## DO THIS
Search the material for the string "zonal", then report how many lines hold it, with no other text.

** START OF PROVIDED RECORDS **

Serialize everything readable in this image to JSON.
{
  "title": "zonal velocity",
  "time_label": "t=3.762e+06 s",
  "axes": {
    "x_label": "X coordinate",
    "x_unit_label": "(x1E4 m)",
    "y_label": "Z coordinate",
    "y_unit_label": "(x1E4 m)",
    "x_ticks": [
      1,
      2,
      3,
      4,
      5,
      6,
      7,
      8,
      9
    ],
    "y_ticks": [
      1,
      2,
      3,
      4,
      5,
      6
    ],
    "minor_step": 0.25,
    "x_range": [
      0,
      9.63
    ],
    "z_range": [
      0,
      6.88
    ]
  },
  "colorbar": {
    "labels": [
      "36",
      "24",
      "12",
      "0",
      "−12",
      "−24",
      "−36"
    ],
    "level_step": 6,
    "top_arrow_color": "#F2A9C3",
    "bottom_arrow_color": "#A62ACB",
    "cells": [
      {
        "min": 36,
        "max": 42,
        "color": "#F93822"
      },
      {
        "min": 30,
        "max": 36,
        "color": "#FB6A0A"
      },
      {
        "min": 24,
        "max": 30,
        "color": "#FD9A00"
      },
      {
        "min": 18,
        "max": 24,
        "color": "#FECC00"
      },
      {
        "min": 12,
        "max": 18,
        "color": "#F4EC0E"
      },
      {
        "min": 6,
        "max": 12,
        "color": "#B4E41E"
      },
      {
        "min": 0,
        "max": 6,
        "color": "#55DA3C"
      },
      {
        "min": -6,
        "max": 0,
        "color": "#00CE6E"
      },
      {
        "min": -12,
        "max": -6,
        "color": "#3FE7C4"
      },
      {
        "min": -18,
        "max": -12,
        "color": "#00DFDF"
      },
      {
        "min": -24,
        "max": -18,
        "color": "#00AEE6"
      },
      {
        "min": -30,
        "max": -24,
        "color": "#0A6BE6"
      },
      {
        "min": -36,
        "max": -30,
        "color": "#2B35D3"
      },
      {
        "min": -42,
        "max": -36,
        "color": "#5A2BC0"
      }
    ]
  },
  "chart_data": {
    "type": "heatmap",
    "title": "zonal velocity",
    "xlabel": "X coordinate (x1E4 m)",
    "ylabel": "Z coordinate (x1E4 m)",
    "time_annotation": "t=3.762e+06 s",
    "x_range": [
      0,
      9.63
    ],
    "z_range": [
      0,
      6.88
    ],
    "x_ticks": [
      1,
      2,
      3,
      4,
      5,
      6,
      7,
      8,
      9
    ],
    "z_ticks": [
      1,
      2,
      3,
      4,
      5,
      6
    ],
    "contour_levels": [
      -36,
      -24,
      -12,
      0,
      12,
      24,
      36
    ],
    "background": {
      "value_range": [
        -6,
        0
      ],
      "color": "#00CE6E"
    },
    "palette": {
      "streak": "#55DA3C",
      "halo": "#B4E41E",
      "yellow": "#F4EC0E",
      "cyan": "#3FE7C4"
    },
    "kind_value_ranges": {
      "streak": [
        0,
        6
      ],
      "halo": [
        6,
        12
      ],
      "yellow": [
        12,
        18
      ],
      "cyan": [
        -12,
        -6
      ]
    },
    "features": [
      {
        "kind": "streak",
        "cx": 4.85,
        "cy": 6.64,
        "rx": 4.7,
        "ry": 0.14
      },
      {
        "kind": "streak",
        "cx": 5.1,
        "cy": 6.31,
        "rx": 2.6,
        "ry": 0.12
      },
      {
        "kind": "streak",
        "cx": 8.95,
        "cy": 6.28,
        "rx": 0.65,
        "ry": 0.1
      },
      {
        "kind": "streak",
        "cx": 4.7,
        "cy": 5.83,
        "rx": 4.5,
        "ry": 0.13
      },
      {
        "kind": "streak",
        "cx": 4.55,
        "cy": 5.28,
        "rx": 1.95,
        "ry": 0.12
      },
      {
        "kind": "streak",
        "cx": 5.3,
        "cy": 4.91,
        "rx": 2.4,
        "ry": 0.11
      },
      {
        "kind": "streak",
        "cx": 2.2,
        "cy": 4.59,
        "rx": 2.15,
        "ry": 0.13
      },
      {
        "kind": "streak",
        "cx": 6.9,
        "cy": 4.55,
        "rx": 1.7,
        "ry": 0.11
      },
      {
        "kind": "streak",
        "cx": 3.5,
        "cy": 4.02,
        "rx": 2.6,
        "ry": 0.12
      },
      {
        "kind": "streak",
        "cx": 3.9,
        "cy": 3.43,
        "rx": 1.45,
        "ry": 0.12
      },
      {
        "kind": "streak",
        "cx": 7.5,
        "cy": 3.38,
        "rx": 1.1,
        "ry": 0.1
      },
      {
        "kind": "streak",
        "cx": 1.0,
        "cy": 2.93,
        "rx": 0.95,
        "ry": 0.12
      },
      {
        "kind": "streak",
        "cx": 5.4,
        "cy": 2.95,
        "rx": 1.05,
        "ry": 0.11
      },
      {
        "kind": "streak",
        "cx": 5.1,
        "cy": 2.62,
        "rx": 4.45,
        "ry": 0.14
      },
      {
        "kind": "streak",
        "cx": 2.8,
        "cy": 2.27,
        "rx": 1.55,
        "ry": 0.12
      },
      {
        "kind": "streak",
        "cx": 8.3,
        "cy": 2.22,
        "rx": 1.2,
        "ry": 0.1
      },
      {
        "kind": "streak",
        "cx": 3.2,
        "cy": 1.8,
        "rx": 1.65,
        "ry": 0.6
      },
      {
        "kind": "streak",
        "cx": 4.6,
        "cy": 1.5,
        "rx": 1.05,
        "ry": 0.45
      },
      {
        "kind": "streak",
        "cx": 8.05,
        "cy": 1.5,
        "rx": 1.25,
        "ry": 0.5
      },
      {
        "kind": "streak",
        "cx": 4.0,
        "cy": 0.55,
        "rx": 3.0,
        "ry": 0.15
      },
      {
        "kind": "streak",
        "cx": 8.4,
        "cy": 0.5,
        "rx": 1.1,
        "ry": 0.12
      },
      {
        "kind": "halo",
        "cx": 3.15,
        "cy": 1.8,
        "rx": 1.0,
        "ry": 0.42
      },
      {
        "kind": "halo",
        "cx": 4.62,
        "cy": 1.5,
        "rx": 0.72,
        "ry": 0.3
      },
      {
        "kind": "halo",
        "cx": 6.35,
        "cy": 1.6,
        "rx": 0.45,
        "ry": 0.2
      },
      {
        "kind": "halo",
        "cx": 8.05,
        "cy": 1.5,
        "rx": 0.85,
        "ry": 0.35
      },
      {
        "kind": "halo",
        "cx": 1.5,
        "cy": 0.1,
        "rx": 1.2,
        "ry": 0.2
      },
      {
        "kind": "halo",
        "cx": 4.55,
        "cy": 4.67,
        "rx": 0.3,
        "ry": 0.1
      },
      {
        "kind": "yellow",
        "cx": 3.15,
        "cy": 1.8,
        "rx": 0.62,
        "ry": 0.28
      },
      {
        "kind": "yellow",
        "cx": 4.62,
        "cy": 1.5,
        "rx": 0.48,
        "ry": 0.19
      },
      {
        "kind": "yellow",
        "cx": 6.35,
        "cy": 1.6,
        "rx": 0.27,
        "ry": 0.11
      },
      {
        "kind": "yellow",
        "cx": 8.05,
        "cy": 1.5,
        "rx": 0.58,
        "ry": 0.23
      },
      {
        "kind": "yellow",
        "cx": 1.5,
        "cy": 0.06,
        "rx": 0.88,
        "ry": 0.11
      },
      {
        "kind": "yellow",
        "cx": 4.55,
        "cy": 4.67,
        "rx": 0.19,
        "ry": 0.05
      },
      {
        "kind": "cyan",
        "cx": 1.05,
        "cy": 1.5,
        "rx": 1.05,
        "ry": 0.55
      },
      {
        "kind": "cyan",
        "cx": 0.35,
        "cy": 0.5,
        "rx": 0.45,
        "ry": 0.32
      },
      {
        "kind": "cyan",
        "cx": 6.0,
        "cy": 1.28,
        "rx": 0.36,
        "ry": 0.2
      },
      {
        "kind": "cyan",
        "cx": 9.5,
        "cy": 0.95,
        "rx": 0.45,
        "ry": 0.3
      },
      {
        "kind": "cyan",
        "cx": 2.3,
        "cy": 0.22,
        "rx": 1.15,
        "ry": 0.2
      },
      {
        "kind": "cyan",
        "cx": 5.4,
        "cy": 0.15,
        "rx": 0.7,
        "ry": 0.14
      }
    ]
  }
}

** END OF PROVIDED RECORDS **

## RESPONSE TO THIS TASK
2